THE EXERCISE: Which lines in the material below contain the word "value"? Copy each of them.

++++++++

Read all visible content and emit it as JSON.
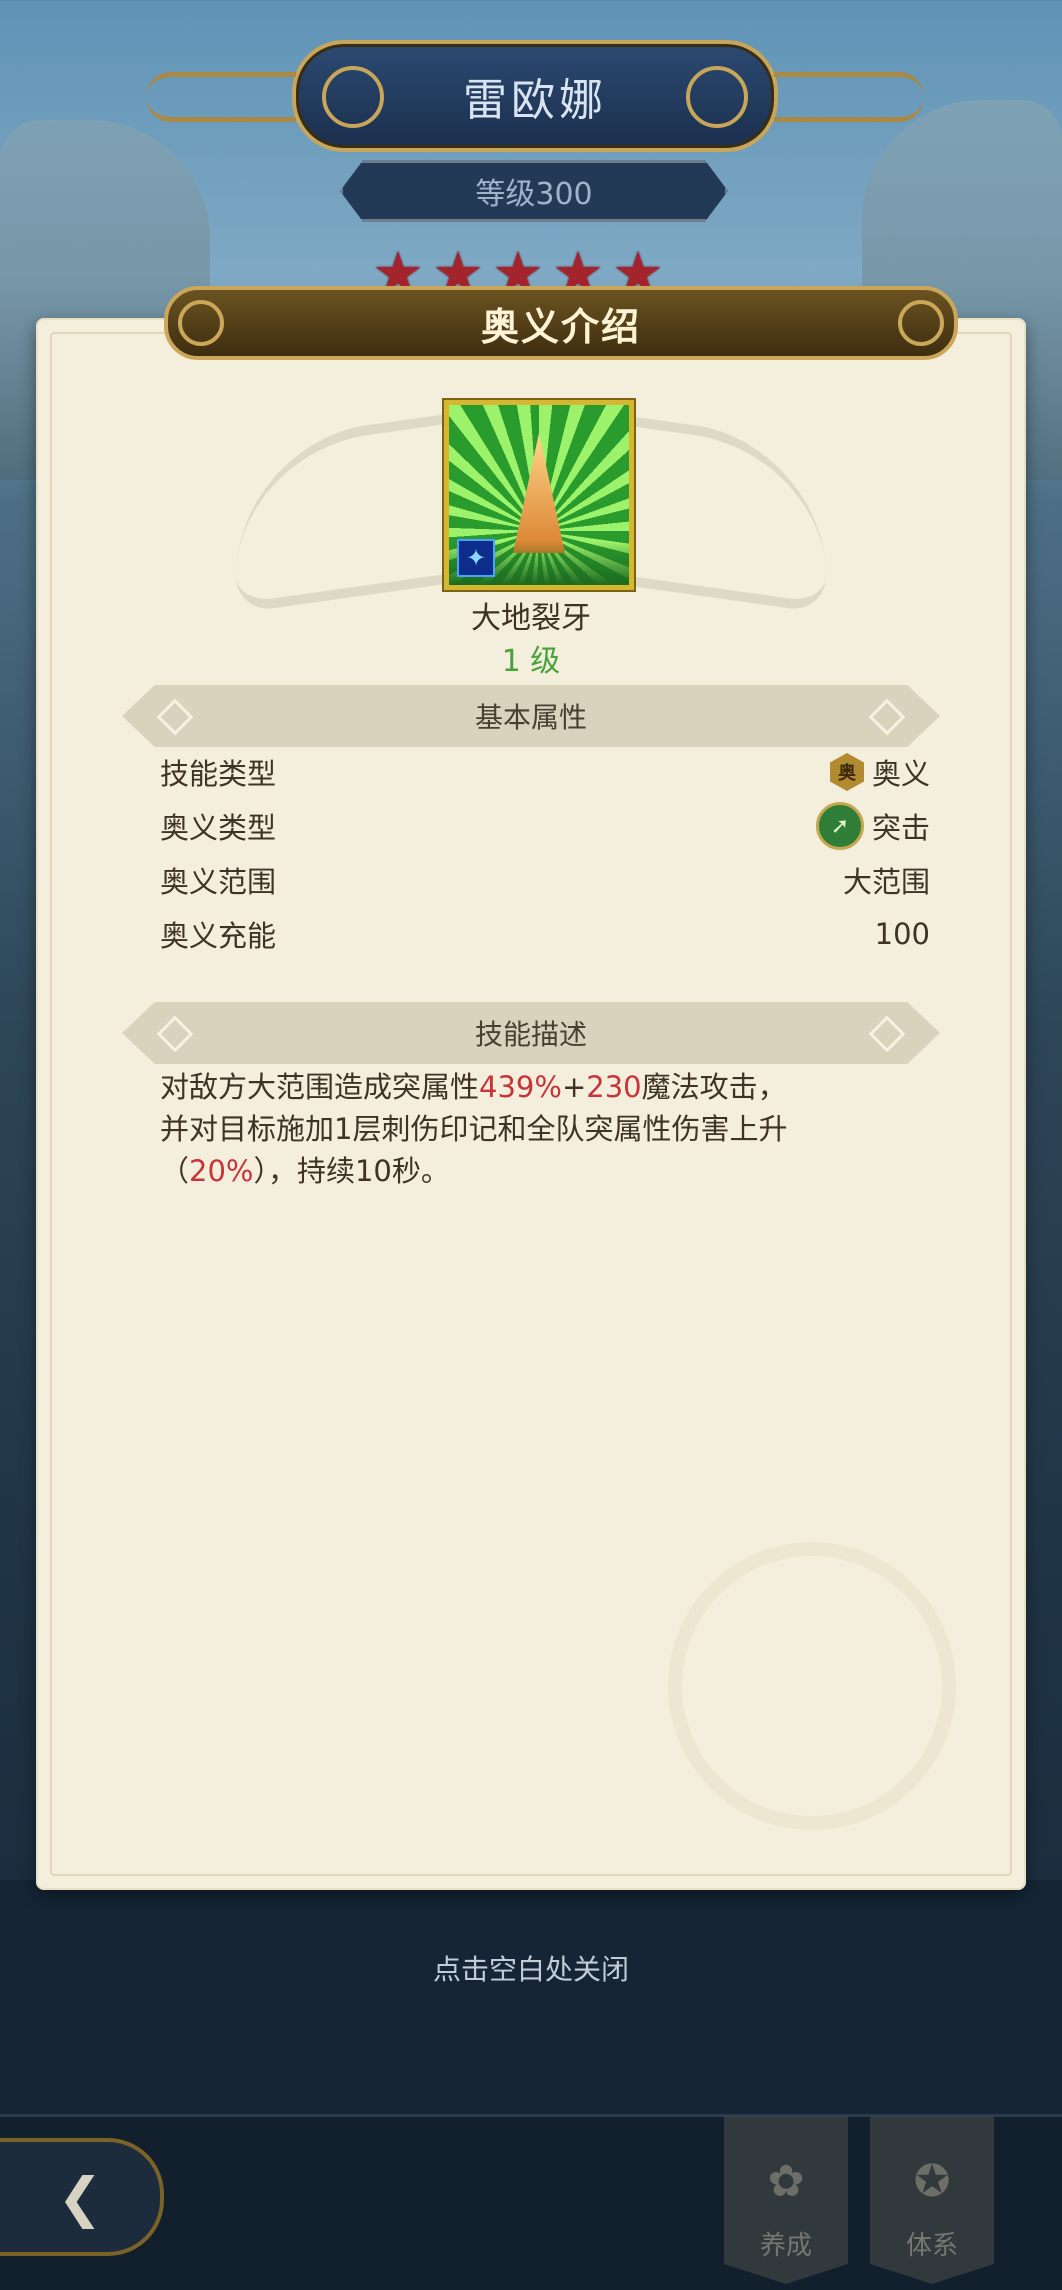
{
  "hero": {
    "name": "雷欧娜",
    "level_label": "等级300",
    "stars": 5,
    "star_glyph": "★"
  },
  "panel": {
    "title": "奥义介绍",
    "skill": {
      "name": "大地裂牙",
      "level": "1 级",
      "badge_glyph": "✦"
    },
    "basic_section_title": "基本属性",
    "attributes": [
      {
        "label": "技能类型",
        "value": "奥义",
        "icon": "ao-hex-icon",
        "icon_glyph": "奥"
      },
      {
        "label": "奥义类型",
        "value": "突击",
        "icon": "arrow-assault-icon",
        "icon_glyph": "➚"
      },
      {
        "label": "奥义范围",
        "value": "大范围"
      },
      {
        "label": "奥义充能",
        "value": "100"
      }
    ],
    "desc_section_title": "技能描述",
    "description": {
      "p1": "对敌方大范围造成突属性",
      "v1": "439%",
      "p2": "+",
      "v2": "230",
      "p3": "魔法攻击，",
      "line2": "并对目标施加1层刺伤印记和全队突属性伤害上升",
      "p4": "（",
      "v3": "20%",
      "p5": "），持续10秒。"
    }
  },
  "close_hint": "点击空白处关闭",
  "bottom_nav": {
    "back_glyph": "❮",
    "tabs": [
      {
        "label": "养成",
        "icon": "cultivate-icon",
        "glyph": "✿"
      },
      {
        "label": "体系",
        "icon": "system-icon",
        "glyph": "✪"
      }
    ]
  },
  "colors": {
    "highlight": "#c8343a",
    "level_green": "#47a23a",
    "gold": "#caa759",
    "star_red": "#a4242d"
  }
}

++++++++

OUTPUT FOR THIS TASK:
        "value": "奥义",
        "value": "突击",
        "value": "大范围"
        "value": "100"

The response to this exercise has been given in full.